PROBLEM STATEMENT | Select all lines in the records that include "SDTVAR".

-----

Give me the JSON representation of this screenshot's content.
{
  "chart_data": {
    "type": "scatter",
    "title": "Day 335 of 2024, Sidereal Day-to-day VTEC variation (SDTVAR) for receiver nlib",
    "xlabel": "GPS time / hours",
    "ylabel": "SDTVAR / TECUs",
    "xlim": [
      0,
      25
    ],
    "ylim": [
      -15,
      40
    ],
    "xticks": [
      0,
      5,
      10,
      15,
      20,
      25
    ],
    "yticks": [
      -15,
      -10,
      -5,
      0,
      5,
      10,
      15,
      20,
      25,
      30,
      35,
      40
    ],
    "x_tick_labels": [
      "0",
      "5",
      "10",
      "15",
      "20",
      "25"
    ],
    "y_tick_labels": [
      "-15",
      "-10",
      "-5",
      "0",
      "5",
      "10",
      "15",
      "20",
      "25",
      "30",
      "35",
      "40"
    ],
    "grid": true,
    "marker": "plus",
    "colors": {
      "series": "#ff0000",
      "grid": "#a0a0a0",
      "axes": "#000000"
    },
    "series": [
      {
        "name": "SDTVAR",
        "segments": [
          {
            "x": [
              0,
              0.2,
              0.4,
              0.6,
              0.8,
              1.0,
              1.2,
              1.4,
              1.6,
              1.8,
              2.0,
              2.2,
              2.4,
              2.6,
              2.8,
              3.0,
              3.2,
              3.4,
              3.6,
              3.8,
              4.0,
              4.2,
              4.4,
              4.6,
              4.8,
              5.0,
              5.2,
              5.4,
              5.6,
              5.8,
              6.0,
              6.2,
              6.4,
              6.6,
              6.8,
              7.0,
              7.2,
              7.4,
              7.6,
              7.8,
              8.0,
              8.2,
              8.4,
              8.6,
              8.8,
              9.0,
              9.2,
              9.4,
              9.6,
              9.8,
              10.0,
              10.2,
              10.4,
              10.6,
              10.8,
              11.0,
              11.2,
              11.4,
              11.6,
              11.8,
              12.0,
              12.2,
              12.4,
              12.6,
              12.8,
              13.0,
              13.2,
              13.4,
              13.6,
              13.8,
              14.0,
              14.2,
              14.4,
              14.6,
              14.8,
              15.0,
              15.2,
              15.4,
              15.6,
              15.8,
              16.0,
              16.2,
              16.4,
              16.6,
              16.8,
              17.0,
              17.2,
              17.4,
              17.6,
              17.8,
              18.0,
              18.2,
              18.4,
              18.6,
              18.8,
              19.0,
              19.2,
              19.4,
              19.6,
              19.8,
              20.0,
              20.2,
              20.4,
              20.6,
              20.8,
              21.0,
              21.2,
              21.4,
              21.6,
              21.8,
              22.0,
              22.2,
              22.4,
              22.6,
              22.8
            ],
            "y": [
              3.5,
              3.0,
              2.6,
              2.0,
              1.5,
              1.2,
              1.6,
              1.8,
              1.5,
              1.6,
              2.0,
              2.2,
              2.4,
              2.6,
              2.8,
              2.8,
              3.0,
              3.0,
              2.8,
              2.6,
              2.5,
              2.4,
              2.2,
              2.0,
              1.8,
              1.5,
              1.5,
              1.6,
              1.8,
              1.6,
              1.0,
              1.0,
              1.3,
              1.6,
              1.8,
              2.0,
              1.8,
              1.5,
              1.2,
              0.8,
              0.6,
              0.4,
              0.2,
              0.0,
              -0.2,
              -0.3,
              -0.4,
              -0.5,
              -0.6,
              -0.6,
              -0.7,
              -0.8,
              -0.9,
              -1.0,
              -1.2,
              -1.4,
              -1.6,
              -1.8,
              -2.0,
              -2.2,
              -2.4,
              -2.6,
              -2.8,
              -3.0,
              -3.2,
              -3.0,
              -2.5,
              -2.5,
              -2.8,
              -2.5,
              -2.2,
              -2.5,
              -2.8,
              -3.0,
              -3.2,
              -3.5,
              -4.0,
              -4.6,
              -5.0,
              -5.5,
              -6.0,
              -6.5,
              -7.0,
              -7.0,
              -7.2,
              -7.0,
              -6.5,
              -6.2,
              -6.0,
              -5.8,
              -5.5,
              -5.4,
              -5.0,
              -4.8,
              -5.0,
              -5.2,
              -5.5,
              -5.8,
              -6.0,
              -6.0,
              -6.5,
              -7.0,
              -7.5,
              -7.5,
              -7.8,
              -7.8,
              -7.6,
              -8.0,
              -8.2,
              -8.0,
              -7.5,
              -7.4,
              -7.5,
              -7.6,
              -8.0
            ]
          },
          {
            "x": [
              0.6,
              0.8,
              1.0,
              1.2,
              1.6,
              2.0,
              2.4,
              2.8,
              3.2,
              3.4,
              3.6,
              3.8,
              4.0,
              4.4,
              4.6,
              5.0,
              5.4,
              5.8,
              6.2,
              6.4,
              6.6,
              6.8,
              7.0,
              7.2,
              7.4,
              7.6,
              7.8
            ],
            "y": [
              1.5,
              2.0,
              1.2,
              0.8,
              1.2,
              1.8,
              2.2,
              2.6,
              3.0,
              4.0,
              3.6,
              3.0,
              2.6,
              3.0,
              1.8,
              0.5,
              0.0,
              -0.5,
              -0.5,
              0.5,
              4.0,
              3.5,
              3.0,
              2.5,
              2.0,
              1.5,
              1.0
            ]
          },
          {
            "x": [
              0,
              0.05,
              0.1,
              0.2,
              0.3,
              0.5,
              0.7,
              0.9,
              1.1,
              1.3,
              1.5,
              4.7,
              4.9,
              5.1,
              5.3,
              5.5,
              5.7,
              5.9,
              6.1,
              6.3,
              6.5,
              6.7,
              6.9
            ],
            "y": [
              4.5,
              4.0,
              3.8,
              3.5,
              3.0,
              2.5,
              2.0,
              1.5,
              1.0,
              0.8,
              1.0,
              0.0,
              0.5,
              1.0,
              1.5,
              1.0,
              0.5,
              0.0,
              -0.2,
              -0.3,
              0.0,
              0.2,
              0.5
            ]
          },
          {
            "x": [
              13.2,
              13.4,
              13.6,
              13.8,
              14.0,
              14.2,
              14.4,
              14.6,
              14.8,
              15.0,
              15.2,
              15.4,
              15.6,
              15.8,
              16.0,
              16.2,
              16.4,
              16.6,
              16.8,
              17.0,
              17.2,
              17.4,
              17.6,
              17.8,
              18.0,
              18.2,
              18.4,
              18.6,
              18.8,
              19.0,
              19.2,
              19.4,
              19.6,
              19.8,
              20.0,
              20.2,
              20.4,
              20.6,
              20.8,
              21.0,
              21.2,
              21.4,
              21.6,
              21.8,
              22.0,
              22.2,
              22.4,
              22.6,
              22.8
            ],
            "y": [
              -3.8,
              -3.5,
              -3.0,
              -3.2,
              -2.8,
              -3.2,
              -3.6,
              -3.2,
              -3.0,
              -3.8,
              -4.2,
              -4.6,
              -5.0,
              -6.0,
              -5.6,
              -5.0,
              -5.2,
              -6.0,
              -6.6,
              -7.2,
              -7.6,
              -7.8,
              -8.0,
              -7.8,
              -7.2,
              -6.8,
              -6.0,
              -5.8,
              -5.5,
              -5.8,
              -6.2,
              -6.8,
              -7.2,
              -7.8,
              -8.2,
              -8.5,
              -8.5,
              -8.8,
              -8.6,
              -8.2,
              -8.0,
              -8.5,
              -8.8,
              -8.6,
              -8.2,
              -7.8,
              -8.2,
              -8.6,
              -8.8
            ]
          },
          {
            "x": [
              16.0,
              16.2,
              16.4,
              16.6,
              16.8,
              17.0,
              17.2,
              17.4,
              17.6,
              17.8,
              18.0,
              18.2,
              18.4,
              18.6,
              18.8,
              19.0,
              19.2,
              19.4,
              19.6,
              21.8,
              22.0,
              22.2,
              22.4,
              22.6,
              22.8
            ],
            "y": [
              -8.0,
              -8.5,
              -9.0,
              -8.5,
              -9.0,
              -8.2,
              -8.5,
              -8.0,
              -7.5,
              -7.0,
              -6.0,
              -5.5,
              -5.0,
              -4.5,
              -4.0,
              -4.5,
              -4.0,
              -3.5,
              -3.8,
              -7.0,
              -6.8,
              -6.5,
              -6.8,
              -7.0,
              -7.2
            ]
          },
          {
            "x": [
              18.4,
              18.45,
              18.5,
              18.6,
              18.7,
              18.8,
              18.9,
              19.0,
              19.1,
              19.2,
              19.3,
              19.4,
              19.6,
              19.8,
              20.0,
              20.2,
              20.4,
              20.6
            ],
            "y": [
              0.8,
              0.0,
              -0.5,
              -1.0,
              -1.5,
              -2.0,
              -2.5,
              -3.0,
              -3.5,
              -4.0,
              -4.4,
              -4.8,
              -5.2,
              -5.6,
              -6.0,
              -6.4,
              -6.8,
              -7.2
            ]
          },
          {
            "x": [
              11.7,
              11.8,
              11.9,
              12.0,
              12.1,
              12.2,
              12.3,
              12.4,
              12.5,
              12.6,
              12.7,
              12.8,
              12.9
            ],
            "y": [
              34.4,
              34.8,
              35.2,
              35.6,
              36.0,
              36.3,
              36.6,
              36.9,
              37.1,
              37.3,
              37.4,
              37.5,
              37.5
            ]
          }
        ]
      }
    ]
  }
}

-----

ANSWER BELOW |
    "title": "Day 335 of 2024, Sidereal Day-to-day VTEC variation (SDTVAR) for receiver nlib",
    "ylabel": "SDTVAR / TECUs",
        "name": "SDTVAR",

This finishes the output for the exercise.